-- Start of Supplied material --
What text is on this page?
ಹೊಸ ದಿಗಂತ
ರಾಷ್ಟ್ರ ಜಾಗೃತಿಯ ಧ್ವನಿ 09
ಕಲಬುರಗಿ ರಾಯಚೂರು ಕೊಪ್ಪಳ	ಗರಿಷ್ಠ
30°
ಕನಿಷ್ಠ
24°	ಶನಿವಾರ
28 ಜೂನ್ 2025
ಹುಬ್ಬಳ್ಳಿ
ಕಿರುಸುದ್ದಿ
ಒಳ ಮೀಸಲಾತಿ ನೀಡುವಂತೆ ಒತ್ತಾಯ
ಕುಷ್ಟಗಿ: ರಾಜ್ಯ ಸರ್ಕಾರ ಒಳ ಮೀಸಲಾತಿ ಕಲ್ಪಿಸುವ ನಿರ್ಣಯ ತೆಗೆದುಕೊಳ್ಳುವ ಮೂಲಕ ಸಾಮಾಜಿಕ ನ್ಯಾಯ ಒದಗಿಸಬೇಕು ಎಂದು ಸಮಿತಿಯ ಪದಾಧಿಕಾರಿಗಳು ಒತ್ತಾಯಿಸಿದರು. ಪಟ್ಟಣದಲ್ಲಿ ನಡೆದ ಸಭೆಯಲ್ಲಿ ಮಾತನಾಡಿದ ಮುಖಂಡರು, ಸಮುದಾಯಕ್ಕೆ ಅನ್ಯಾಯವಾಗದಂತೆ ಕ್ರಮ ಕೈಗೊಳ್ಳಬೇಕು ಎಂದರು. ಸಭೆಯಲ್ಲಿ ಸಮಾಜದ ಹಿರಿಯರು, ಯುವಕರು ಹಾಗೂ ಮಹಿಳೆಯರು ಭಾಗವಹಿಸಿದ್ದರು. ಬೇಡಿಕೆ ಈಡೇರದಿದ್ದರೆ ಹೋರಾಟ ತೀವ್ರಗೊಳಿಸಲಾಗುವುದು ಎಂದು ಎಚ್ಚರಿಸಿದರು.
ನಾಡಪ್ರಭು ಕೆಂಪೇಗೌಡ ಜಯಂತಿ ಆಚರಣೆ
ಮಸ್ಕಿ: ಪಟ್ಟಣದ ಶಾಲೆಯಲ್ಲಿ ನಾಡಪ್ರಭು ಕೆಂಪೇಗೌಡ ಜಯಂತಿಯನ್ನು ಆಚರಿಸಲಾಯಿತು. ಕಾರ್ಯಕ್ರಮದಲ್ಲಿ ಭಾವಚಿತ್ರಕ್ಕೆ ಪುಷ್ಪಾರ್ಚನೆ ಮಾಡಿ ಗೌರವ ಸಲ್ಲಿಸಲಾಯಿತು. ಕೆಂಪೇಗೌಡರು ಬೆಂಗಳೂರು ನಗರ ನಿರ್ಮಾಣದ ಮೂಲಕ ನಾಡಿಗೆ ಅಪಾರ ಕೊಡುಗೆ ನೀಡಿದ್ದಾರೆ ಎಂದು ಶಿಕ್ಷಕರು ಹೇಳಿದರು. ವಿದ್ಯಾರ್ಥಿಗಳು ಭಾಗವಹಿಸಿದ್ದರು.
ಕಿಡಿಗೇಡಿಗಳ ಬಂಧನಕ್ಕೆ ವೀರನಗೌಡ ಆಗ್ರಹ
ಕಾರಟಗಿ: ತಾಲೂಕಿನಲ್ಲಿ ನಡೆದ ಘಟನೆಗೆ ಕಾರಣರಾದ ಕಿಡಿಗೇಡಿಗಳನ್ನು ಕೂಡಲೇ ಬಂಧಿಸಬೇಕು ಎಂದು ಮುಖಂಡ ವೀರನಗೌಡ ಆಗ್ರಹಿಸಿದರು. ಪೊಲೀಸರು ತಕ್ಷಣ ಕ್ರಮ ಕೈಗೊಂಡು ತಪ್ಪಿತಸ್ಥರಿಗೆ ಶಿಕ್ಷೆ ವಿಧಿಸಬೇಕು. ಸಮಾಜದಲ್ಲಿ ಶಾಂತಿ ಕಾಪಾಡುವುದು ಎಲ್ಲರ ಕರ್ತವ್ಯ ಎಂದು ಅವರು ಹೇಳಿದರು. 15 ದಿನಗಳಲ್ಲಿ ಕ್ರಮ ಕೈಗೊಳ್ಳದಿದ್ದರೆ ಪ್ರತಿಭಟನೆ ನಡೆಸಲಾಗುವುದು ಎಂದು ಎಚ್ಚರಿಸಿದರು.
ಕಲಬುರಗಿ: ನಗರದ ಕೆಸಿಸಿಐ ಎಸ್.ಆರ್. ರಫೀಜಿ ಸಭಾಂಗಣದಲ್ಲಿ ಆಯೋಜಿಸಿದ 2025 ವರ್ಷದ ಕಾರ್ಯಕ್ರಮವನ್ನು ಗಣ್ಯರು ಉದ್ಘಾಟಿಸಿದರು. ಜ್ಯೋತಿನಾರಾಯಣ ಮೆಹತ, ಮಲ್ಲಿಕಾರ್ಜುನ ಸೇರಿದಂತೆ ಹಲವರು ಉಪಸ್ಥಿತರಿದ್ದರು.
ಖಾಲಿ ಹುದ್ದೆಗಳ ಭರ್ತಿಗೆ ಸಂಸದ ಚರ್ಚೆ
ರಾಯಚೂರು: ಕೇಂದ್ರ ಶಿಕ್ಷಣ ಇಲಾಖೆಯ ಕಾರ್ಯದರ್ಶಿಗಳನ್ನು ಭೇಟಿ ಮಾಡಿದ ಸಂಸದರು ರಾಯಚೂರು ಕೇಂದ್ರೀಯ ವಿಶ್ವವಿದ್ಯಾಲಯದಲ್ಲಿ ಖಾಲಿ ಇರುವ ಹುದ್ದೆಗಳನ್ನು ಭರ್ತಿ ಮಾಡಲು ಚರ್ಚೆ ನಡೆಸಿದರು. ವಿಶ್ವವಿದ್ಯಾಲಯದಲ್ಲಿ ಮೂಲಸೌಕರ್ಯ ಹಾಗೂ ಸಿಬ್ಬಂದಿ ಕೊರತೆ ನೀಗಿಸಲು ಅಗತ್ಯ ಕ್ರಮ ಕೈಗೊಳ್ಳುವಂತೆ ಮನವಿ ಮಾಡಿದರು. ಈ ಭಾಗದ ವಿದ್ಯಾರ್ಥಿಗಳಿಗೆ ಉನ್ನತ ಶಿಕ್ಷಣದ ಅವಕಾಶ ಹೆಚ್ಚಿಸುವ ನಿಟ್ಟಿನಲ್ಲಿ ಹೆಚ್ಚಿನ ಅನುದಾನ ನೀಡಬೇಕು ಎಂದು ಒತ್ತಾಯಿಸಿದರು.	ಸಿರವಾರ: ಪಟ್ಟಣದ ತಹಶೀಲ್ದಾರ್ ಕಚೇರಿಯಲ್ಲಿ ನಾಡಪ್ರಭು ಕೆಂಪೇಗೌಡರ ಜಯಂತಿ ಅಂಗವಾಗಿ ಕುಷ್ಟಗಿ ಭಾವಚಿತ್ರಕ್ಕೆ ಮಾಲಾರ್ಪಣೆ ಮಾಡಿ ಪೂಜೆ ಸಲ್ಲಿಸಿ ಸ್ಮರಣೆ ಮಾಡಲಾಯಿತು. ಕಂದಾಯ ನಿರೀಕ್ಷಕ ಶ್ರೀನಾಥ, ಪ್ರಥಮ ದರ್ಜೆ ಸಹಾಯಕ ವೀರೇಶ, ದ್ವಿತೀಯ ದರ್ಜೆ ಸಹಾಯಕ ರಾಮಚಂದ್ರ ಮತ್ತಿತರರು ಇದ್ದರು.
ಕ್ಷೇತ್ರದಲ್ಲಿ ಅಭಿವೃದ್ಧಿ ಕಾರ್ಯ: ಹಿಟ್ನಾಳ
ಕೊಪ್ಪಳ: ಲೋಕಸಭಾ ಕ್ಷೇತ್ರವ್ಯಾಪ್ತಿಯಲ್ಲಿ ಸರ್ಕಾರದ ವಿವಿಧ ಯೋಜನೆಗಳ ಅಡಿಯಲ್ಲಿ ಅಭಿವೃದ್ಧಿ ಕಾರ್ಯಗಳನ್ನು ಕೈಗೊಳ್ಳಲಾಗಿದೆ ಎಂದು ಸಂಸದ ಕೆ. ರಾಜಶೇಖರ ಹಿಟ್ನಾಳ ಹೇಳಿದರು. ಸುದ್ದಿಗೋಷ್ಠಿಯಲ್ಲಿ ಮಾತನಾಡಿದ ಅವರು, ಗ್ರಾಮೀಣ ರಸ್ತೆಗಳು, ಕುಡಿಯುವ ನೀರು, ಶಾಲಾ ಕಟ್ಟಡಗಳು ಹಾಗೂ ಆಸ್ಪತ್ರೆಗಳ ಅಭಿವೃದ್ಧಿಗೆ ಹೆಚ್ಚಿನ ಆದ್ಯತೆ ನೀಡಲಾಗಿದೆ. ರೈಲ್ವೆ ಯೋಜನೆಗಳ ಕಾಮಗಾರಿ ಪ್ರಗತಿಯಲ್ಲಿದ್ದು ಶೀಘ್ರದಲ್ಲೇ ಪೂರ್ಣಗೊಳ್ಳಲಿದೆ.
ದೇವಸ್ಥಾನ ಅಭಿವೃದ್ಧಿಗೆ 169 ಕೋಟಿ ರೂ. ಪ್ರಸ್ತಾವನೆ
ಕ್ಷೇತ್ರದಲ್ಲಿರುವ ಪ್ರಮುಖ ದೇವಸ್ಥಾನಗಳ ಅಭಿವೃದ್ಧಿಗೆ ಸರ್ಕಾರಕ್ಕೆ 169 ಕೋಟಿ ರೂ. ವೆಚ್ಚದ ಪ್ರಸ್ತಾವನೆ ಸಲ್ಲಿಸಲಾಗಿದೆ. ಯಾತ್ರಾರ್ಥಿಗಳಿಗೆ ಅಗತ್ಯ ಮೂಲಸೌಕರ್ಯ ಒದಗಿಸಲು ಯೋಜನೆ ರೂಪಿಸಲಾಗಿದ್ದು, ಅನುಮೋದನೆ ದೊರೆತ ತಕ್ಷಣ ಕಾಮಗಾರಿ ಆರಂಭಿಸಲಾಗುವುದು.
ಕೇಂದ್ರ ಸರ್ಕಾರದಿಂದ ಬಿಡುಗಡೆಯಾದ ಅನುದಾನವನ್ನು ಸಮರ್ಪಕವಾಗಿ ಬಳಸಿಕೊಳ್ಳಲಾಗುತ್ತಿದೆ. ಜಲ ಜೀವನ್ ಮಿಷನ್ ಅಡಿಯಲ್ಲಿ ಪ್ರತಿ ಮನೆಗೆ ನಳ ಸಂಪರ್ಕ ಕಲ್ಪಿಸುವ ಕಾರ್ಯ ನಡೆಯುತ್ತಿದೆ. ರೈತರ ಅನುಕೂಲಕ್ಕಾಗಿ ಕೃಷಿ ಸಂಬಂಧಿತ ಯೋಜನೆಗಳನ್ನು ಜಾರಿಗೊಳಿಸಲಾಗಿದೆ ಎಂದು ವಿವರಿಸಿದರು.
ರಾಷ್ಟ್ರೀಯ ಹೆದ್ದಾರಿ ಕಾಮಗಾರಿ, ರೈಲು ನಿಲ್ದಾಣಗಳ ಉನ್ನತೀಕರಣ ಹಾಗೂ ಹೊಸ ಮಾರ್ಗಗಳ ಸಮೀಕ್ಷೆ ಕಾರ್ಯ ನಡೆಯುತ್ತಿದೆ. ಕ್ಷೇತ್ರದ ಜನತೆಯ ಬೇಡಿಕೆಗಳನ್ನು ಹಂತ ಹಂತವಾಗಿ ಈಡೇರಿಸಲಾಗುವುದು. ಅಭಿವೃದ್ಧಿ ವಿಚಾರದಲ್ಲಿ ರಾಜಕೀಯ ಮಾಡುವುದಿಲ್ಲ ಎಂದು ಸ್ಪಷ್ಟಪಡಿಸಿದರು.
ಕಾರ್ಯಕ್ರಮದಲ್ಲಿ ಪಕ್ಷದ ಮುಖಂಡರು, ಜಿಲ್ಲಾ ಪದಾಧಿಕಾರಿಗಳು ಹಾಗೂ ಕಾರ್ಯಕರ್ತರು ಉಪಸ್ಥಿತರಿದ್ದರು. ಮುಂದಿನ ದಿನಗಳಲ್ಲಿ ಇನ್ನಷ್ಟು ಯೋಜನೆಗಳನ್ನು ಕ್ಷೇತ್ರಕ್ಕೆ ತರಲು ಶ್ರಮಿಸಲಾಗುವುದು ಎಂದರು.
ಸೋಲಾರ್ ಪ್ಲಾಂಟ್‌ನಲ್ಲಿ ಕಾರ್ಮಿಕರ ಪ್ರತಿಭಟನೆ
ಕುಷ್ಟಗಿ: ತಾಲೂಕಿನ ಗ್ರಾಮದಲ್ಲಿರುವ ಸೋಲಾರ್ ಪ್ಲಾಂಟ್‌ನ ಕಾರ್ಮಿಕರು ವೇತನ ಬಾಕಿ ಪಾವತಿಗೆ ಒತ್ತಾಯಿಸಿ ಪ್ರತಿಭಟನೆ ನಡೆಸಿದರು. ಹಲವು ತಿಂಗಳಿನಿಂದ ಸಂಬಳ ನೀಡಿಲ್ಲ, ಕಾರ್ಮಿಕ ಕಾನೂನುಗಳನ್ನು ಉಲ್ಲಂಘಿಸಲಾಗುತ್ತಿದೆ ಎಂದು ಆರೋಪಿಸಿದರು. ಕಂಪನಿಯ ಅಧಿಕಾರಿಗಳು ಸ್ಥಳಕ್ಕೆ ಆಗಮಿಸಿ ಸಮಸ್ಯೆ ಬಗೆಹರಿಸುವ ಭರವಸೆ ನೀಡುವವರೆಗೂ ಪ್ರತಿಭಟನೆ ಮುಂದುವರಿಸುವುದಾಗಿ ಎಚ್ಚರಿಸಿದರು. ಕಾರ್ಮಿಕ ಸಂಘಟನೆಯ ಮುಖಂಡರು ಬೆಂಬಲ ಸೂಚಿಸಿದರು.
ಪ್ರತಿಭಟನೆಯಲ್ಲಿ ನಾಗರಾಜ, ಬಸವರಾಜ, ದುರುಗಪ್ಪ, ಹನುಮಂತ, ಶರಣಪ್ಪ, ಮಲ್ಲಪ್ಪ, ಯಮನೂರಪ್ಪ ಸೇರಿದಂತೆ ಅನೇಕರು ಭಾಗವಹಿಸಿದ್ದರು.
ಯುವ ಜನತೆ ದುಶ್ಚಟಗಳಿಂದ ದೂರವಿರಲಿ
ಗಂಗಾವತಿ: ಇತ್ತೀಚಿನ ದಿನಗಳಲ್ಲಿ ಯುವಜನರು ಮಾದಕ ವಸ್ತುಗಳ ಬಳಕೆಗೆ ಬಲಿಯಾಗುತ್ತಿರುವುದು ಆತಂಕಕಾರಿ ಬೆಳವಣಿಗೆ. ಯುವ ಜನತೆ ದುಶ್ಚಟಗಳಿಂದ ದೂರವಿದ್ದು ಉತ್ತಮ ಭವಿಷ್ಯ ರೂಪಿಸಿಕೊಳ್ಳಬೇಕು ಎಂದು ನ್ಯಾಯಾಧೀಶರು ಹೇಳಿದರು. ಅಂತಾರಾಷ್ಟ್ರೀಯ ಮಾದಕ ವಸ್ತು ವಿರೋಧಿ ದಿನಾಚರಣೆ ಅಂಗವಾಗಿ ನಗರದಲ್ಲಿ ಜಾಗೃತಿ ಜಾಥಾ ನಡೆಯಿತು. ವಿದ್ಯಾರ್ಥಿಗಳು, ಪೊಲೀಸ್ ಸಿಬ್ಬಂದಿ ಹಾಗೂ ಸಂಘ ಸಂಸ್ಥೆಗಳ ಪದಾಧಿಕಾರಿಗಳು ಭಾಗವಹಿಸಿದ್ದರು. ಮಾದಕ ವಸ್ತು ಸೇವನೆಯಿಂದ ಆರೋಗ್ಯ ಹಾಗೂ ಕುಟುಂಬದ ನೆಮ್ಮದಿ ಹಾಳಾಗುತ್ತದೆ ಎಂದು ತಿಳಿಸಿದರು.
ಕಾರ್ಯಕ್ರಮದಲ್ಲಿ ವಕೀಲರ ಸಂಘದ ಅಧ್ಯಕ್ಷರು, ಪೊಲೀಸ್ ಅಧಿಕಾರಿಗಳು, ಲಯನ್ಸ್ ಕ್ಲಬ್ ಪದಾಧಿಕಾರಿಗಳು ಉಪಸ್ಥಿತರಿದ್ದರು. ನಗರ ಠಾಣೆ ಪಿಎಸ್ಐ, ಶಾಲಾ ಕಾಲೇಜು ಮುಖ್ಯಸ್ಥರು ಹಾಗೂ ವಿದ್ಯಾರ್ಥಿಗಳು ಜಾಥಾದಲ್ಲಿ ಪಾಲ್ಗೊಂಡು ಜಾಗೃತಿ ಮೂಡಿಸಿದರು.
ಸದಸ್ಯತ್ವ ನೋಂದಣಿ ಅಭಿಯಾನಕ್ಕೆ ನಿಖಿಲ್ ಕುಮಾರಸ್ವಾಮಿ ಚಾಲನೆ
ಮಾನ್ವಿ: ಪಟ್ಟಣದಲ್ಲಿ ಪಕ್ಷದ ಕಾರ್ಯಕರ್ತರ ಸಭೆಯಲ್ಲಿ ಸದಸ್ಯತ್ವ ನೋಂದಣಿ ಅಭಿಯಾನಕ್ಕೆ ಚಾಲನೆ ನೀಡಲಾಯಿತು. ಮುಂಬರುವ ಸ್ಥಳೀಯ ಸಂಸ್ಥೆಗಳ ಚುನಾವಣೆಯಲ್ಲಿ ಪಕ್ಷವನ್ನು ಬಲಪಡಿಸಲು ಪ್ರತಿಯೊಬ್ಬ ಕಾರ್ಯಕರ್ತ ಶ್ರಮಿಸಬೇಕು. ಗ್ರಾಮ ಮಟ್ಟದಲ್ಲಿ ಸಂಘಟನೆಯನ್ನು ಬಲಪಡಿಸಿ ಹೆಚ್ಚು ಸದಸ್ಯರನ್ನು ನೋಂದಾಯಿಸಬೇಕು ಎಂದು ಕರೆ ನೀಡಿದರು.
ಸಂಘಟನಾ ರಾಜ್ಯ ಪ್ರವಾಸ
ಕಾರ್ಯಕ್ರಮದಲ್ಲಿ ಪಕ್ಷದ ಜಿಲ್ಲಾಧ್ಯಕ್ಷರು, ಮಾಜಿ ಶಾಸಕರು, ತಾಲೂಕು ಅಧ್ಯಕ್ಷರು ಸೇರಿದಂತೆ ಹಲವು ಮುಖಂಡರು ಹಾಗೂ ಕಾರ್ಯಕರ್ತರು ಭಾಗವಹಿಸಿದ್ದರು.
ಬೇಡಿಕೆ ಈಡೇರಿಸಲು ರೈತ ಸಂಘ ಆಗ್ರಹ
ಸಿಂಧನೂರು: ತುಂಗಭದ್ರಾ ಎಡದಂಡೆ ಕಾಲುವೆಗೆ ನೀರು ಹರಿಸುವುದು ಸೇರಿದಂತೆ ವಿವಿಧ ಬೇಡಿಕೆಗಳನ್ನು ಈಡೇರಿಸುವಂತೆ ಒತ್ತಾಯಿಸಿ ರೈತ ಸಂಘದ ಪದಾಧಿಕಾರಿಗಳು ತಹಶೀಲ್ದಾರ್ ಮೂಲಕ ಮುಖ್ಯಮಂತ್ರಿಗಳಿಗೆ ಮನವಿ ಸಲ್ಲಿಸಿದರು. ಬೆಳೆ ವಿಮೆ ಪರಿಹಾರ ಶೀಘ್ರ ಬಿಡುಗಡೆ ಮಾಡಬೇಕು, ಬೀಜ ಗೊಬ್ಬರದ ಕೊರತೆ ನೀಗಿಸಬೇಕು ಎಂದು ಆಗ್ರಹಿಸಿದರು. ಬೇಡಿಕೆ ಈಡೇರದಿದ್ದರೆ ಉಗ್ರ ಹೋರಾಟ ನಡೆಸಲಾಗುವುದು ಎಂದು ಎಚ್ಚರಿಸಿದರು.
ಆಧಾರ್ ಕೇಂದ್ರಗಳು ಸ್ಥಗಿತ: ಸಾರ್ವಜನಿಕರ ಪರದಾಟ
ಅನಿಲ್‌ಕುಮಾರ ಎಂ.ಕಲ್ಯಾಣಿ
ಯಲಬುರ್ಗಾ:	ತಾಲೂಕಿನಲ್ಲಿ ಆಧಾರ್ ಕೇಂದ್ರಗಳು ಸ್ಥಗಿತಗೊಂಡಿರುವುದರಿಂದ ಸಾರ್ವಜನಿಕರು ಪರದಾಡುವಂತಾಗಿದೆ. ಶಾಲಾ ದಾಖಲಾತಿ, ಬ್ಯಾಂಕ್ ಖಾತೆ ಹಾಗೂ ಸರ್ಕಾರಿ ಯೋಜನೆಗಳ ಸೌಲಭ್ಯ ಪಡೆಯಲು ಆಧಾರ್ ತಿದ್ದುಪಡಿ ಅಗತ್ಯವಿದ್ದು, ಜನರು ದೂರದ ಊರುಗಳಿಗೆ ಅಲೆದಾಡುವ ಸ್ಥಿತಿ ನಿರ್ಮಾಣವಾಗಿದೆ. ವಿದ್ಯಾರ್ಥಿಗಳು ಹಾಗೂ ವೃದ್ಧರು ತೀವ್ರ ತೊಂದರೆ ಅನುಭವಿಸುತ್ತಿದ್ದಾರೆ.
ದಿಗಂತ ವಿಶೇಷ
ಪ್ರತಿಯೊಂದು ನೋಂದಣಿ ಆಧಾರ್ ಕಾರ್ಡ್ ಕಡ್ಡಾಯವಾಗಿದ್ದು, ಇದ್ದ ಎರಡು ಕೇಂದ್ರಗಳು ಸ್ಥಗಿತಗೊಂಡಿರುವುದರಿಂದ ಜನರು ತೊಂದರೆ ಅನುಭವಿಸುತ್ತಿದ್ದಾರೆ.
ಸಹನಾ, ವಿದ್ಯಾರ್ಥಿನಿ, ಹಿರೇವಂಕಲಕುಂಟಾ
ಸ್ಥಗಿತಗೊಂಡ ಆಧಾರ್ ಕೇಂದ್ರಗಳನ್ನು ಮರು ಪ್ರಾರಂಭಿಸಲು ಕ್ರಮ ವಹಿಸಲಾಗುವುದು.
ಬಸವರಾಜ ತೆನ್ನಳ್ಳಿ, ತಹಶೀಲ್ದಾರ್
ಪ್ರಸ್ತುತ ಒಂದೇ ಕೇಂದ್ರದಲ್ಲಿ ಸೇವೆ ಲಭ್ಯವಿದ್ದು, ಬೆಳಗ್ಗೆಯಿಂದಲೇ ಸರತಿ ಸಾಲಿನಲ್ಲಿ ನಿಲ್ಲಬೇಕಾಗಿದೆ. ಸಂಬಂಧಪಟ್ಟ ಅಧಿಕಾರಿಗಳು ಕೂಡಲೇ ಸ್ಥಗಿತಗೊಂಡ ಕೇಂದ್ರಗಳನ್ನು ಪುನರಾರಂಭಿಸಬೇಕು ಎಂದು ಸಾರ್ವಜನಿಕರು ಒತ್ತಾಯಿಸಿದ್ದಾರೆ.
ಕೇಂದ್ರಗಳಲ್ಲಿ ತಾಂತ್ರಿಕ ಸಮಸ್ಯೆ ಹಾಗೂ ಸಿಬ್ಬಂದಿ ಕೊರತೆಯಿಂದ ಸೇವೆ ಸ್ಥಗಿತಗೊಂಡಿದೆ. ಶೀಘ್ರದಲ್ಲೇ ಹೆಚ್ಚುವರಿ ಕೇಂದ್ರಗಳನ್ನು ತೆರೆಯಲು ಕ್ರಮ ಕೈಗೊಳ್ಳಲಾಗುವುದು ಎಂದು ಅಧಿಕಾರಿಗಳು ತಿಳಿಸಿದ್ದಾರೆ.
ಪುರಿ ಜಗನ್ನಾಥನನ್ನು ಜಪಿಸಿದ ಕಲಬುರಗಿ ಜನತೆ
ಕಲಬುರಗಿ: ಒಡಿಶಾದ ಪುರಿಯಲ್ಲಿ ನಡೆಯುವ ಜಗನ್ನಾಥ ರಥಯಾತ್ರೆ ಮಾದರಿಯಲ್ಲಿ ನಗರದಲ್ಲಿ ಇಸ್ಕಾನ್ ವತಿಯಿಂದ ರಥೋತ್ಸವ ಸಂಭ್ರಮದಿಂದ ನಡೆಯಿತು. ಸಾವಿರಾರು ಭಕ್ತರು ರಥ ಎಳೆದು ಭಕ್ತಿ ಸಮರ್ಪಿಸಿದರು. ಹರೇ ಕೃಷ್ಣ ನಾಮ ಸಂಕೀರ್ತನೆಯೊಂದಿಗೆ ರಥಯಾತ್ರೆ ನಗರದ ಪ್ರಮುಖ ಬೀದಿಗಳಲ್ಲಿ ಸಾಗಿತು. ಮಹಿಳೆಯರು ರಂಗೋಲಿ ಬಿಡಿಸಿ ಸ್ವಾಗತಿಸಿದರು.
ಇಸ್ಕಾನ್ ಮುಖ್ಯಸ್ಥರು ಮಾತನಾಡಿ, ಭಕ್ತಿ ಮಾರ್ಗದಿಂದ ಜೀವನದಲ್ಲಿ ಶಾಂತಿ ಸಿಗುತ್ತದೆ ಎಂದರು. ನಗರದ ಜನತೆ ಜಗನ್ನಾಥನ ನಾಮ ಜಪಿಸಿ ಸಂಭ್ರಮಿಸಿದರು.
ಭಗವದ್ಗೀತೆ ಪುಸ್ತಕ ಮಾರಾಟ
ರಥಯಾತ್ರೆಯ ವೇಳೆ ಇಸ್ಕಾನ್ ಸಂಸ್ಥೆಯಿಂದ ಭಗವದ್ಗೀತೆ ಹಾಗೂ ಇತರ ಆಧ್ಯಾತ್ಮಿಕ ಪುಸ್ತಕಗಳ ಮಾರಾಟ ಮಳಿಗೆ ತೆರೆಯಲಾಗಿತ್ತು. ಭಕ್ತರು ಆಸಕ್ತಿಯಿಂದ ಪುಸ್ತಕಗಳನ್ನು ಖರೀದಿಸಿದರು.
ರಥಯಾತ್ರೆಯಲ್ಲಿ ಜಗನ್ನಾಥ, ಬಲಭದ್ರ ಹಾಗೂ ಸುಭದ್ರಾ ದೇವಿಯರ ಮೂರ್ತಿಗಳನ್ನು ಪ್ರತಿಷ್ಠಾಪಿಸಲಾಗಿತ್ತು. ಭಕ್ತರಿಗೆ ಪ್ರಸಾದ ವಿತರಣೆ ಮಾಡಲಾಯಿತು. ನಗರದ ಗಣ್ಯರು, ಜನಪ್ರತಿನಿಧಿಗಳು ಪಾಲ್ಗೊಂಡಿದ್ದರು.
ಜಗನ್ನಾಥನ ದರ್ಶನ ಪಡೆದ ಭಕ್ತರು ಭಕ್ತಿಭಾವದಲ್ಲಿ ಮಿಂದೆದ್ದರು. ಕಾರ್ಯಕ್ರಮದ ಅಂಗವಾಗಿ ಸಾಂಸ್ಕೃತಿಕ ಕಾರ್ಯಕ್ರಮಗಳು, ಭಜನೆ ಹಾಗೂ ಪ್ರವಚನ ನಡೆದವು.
-- End of Supplied material --
Exercise requirements: Every line of the listing that holds "ಬಸವರ" should be found and copied.

Exercise answer:
ಪ್ರತಿಭಟನೆಯಲ್ಲಿ ನಾಗರಾಜ, ಬಸವರಾಜ, ದುರುಗಪ್ಪ, ಹನುಮಂತ, ಶರಣಪ್ಪ, ಮಲ್ಲಪ್ಪ, ಯಮನೂರಪ್ಪ ಸೇರಿದಂತೆ ಅನೇಕರು ಭಾಗವಹಿಸಿದ್ದರು.
ಬಸವರಾಜ ತೆನ್ನಳ್ಳಿ, ತಹಶೀಲ್ದಾರ್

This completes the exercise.